- **Passage shown**:
□ □ □

Re: [xsl] Building complex, hierarchical html datasets

Subject: Re: [xsl] Building complex, hierarchical html datasets
From: Wendell Piez <wapiez@xxxxxxxxxxxxxxxx>
Date: Mon, 18 May 2009 12:14:48 -0400

The hard part of this is the analysis, i.e. determining how to go about "codify[ing] some property that determines whether an element is chunked into its own file" (as David puts it).

This is hard for two reasons. You want this property to be robust, that is to work well over your entire range of inputs (actual if not potential). Plus, you want it to work well in the results, i.e. make a well-designed, navigable web resource, which is reasonably transparent, accessible, efficient and balanced (makes chunks the right size, few or no "stub" chunks, etc.).

These factors are so immensely variable from one publication to another that you are not likely to find terribly good advice in general. You might find some good hints or ideas in the literature on "information architecture". However, since in the context of the web this literature is generally concerned with the organization and design of web resources as such, rather than of the information sets presented by those resources (XML, databases, source documents or what have you), even if you strike gold here, you're liable to get help with the second problem (the design of the result) more than the first (the specification of the mapping).

This being the case, I think you're back to a combination of requirements and document analysis. Document analysis because you're looking at the source data set (and how its represented and handled in markup), and requirements analysis because you're looking at what you want to do with it in its rendition on line.

□ □ □

- **Set of tasks**:
- A) Which two kinds of analysis does the post recommend combining?
- B) Reproduce the post's wording from "This being the" up to and including "rendition on line.".
Base your answers solely on the post.

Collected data
□ □ □

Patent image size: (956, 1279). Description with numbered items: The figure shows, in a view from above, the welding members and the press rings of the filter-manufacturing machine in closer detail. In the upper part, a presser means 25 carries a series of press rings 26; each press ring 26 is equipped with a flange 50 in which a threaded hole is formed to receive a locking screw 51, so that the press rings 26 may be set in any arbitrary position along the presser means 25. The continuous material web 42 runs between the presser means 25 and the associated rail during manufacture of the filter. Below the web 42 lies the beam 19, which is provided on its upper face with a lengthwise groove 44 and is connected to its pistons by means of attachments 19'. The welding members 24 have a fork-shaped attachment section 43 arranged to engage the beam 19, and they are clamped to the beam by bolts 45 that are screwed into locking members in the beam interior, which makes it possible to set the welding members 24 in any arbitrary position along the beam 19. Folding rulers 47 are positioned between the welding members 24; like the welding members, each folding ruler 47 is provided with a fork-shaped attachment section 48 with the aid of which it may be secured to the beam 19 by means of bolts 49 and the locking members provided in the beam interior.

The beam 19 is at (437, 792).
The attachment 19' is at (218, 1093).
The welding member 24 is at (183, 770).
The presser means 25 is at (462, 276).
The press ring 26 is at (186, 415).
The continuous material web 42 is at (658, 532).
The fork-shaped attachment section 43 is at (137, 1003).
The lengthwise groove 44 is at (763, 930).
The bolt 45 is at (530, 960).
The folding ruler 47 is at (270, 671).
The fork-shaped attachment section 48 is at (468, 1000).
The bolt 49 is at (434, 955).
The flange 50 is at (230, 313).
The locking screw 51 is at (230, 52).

□ □ □

- **Solved problems**:
- A) Requirements analysis and document analysis.

- B)
This being the case, I think you're back to a combination of requirements and document analysis. Document analysis because you're looking at the source data set (and how its represented and handled in markup), and requirements analysis because you're looking at what you want to do with it in its rendition on line.